BRIEF
Filter the entries below, keeping only lines with the word "αὐτὸ".

---------- TASK INPUTS

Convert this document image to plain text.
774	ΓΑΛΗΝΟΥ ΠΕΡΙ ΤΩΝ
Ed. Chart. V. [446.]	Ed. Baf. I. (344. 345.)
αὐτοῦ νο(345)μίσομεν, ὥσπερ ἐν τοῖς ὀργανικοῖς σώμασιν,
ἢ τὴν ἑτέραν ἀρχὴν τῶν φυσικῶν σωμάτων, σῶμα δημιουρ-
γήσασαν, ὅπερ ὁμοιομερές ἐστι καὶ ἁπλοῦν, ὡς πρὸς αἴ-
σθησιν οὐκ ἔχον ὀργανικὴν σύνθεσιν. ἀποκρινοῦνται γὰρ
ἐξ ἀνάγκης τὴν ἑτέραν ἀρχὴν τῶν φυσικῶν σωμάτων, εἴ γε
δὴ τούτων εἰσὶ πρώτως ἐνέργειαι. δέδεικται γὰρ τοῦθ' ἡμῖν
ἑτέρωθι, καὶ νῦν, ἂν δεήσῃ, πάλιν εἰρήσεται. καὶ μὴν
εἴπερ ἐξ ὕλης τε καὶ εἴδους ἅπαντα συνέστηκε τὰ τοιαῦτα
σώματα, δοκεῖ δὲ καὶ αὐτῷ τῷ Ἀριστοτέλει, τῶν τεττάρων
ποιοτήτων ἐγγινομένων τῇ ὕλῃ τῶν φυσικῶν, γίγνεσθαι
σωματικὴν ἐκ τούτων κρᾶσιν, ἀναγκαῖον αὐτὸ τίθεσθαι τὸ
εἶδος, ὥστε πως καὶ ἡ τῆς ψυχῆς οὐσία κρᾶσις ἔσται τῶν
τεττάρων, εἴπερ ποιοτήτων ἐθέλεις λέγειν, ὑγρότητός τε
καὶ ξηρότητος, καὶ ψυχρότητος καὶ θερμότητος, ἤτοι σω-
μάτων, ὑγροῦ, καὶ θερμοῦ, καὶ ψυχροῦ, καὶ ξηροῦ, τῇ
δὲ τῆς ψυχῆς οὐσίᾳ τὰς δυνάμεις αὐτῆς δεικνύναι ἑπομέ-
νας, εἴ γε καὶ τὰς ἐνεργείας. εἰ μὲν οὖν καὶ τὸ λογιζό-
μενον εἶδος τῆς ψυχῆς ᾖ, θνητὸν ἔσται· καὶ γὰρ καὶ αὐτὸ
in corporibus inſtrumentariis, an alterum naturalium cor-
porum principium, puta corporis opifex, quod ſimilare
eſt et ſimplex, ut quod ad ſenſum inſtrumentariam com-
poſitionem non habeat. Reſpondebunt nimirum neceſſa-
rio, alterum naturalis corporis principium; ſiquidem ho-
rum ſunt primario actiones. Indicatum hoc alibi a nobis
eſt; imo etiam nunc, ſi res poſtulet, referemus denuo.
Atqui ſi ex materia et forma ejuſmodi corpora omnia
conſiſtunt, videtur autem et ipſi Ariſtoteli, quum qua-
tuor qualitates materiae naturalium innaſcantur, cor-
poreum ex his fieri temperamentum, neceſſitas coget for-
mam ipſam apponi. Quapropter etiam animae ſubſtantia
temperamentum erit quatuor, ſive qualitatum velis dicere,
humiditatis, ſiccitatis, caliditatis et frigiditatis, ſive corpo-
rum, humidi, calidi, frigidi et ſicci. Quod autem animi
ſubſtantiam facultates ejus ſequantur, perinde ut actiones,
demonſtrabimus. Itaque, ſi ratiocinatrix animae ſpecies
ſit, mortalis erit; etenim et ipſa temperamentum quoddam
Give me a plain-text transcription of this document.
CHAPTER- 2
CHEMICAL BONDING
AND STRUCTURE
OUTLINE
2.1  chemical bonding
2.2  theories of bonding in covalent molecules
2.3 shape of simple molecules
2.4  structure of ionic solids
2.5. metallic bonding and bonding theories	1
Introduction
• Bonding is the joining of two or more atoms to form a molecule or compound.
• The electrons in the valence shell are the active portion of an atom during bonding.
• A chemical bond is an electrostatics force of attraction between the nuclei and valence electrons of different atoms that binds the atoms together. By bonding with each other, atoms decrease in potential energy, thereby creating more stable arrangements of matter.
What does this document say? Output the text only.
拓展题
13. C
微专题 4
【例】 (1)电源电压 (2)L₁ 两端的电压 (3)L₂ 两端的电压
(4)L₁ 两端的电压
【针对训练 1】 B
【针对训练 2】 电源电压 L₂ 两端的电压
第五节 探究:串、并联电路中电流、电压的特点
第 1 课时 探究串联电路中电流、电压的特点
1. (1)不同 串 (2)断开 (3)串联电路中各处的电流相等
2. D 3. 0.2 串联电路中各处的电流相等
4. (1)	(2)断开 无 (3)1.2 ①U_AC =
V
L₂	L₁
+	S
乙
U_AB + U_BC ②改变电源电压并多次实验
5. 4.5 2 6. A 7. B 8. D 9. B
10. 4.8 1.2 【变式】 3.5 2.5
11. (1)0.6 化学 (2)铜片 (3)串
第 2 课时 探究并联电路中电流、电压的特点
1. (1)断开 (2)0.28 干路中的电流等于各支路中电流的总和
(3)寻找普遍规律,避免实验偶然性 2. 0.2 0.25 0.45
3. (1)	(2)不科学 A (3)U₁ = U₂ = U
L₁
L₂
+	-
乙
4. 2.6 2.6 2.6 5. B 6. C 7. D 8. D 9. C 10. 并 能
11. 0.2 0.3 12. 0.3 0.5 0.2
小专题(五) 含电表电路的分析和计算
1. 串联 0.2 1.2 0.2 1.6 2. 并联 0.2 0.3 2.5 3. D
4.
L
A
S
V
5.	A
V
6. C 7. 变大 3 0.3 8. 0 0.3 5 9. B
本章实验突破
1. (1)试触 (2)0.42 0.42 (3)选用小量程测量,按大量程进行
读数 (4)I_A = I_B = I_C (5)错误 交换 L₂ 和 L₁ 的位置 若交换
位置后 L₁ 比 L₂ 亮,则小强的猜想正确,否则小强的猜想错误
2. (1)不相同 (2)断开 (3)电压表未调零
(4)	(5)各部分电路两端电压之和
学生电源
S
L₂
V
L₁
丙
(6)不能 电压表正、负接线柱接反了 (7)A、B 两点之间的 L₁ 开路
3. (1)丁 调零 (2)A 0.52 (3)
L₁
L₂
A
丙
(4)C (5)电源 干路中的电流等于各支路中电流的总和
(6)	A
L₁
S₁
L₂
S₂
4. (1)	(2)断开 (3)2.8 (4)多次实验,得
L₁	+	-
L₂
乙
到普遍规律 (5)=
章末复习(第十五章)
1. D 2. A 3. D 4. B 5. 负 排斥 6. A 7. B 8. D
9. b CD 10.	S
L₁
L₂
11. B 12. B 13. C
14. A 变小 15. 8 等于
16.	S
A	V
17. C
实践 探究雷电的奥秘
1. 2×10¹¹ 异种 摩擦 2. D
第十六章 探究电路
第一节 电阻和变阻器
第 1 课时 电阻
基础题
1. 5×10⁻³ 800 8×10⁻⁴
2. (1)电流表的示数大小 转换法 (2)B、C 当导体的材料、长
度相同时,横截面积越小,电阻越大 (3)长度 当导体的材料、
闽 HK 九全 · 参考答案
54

--------------------

CORRECT RESPONSE
σωματικὴν ἐκ τούτων κρᾶσιν, ἀναγκαῖον αὐτὸ τίθεσθαι τὸ
μενον εἶδος τῆς ψυχῆς ᾖ, θνητὸν ἔσται· καὶ γὰρ καὶ αὐτὸ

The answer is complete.